Dokument:
- - - - -
Wpisy archiwalne w miesiącu

Marzec, 2015

Dystans całkowity:370.00 km (w terenie 39.00 km; 10.54%)
Czas w ruchu:18:26
Średnia prędkość:20.07 km/h
Maksymalna prędkość:46.80 km/h
Liczba aktywności:8
Średnio na aktywność:46.25 km i 2h 18m
Więcej statystyk

DPD - bulwers total

Poniedziałek, 23 marca 2015 · Komentarze(2)
Kategoria praca
W telegraficznym skrócie: tam i nazad.
A po prawdzie start w oknie startowym 7:35. Decyzja jazdy z kominem na szyi była stosowna, iż ponieważ O stopnia i chłodny wiatr mimo słońca były odczuwalne. Czas dojazdu w normie 22 minuty.

W trakcie dniówki nieoczekiwana informacja dot. zmiany bieżącego tygodnia pracy. Ciśnienie mi się podniosło bo człowiek zaplanuje co nie co, a potem musi przestawiać bo firma nie umie ułożyć stałego sensownego grafiku.

Z racji, że jutro wyjazd służbowy na tydzień do stolicy to skracam dniówkę o 3 godziny i przed 15:00 opuszczam Morawę. 

Droga powrotna "ciągiem" ścieżek rowerowych zaczynając od 1 maja na wys. Sądu. Nim się wbiłem na ścieżkę to zakręcam jeszcze pod bike shopy zakupić kolejny przyrząd do zestawu naprawczego. Ścieżką na Ludwik, następnie Narutowicza, Kombajnistów, Park na Środuli i szczytem przez BMC na centrum Zagórza. 

DPD

Piątek, 20 marca 2015 · Komentarze(0)
- - - - -
Zapisane dane:
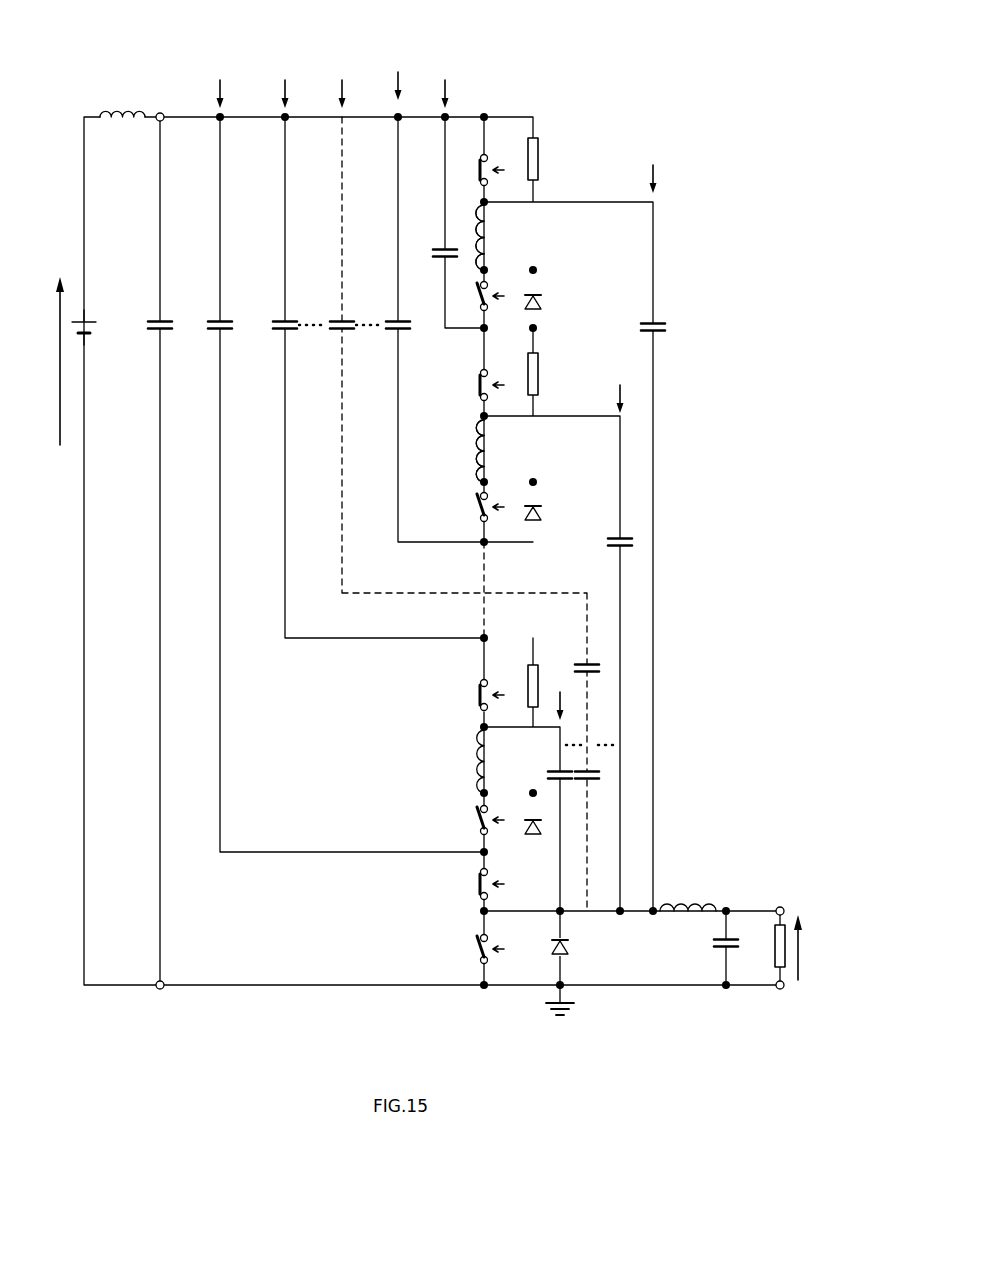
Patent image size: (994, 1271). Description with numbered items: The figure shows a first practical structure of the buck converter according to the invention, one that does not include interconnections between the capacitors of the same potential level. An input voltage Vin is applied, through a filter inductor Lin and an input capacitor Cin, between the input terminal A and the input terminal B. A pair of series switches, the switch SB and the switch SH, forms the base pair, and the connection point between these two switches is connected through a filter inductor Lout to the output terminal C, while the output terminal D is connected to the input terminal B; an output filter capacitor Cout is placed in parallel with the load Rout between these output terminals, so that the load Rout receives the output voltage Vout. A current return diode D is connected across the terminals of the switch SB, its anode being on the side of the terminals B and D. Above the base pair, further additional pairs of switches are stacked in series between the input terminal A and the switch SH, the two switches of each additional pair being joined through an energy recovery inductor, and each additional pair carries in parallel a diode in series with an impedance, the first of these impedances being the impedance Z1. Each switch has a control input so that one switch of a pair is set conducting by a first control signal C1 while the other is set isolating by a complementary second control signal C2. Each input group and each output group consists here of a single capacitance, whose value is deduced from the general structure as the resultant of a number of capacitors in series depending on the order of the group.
- - - - -
Zadania:
1. Ile minut trwał poranny dojazd opisany we wpisie z bloga rowerowego z 23 marca 2015?
2. Dopisz dalszy ciąg wpisu z bloga rowerowego, zaczynając po ostatniej widocznej w nim linii.

Odpowiedzi do zadań:
1. 22 minuty.

2.
Kategoria praca
Start dziś z lekkimi oporami 7:45, jakoś nie mogłem zebrać się sensownie i w efekcie start 5 minut później niż planowo w oknie startowym.
Droga w miarę bez przygód za wyjątkiem jednej baby, która wcisnęła mi się na zwężce przy Parku Sieleckim próbując wyprzedzić nie wiadomo po co skoro przed nami i tak sznur samochodów. Ciśnienie na tyle mi się podniosło bo musiałem awaryjnie hamować i skończyło się na "delikatnym" zwróceniu uwagi. 

Dniówka wydłużona o godzinę, którą to wczoraj sobie odebrałem na załatwianie prywaty i wyjazd z bazy po 17:00. 
Powrót dziś spontaniczny na okrętkę przez Hubertusy, skąd wpadam na Szlak graniczny. Jakieś inwestycyje się robią bo łącznik między Ostrogórską, a Mikołajczyka z kijowym podłożem z muldami i sypkim piachem.
Ze szlaku odbijam na Wojska Polskiego w rejon budowy ronda na Niwce, skąd już prosto przez Pawiak, Dańdówkę i Pekin zmierzam do domku. 

DP Fiskus D

Czwartek, 19 marca 2015 · Komentarze(0)
Kategoria praca
Dzisiejszy dzień z tendencją na jazdę z wiatrem. Niestety w 40 % towarzyszył albo boczny, albo wmordewind.

Start dniówki 6:30 i godzinę później śmigam na firmę. Wedle pomiarów 3 na plusie i boczny wschodni wiatr miejscami nie odczuwalny.
Po kilku dniach absencji od roweru znów się miło śmigało i przyjazd z czasem 20 minut na bazę. 

Dostawa z rana potem trochę roboty na firmie i ok. południa w ramach przerwy wskakuję na bika i zawijam do sosnowieckiej skarbówki podrzucić PITy.
Powrót na bazę, a tu bonus - znaczy się rundka kurierska - tym razem z papierami firmowymi do centrum Kato. 
Z Morawy lecę, przez Dąbrówkę i Bogucice do Śródmieścia, gdzie w Pierwszym US, zostawiam jedną przesyłkę. Sprawnie mi schodzi, po czym odbijam na Powstańców i przebijam się na Padarewa do Drugiego US. Tu też kolejki nie ma toteż i tu szybko załatwiam i powrót na firmę. Przebierka w cywil ciuch - kolejna dostawa. Dobrze, że blisko. 
17:00 wybija koniec pracy i azymut przez Pogoń i Konstantynów do domu.

DPD - nawiedzenie LIDL'a

Czwartek, 12 marca 2015 · Komentarze(7)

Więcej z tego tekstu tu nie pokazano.